## Do this
Every entry must be duplicated precisely as written.
Start of Stored data
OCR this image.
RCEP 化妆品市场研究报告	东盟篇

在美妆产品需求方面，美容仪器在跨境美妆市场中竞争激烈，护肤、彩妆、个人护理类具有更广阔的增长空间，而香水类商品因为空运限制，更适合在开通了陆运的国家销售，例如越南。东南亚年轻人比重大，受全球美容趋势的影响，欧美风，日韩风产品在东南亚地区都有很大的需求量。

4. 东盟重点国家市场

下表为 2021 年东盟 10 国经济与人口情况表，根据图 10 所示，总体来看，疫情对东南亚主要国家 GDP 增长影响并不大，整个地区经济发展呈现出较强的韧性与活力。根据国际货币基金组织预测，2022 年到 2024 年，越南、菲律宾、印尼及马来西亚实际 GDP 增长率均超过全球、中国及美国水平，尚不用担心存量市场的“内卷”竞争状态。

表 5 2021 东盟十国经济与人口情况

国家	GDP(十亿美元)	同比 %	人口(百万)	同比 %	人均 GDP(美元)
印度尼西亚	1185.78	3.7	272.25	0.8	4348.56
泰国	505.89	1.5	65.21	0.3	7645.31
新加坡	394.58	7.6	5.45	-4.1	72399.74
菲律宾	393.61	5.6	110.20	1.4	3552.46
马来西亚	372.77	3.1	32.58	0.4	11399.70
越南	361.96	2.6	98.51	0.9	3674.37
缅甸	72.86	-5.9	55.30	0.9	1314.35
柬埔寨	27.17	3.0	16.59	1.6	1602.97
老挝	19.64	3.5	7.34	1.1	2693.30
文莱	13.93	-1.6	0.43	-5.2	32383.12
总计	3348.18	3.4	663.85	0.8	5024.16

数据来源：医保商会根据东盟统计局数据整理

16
End of Stored data
## Output
OCR this image.
RCEP 化妆品市场研究报告	东盟篇

在美妆产品需求方面，美容仪器在跨境美妆市场中竞争激烈，护肤、彩妆、个人护理类具有更广阔的增长空间，而香水类商品因为空运限制，更适合在开通了陆运的国家销售，例如越南。东南亚年轻人比重大，受全球美容趋势的影响，欧美风，日韩风产品在东南亚地区都有很大的需求量。

4. 东盟重点国家市场

下表为 2021 年东盟 10 国经济与人口情况表，根据图 10 所示，总体来看，疫情对东南亚主要国家 GDP 增长影响并不大，整个地区经济发展呈现出较强的韧性与活力。根据国际货币基金组织预测，2022 年到 2024 年，越南、菲律宾、印尼及马来西亚实际 GDP 增长率均超过全球、中国及美国水平，尚不用担心存量市场的“内卷”竞争状态。

表 5 2021 东盟十国经济与人口情况

国家	GDP(十亿美元)	同比 %	人口(百万)	同比 %	人均 GDP(美元)
印度尼西亚	1185.78	3.7	272.25	0.8	4348.56
泰国	505.89	1.5	65.21	0.3	7645.31
新加坡	394.58	7.6	5.45	-4.1	72399.74
菲律宾	393.61	5.6	110.20	1.4	3552.46
马来西亚	372.77	3.1	32.58	0.4	11399.70
越南	361.96	2.6	98.51	0.9	3674.37
缅甸	72.86	-5.9	55.30	0.9	1314.35
柬埔寨	27.17	3.0	16.59	1.6	1602.97
老挝	19.64	3.5	7.34	1.1	2693.30
文莱	13.93	-1.6	0.43	-5.2	32383.12
总计	3348.18	3.4	663.85	0.8	5024.16

数据来源：医保商会根据东盟统计局数据整理

16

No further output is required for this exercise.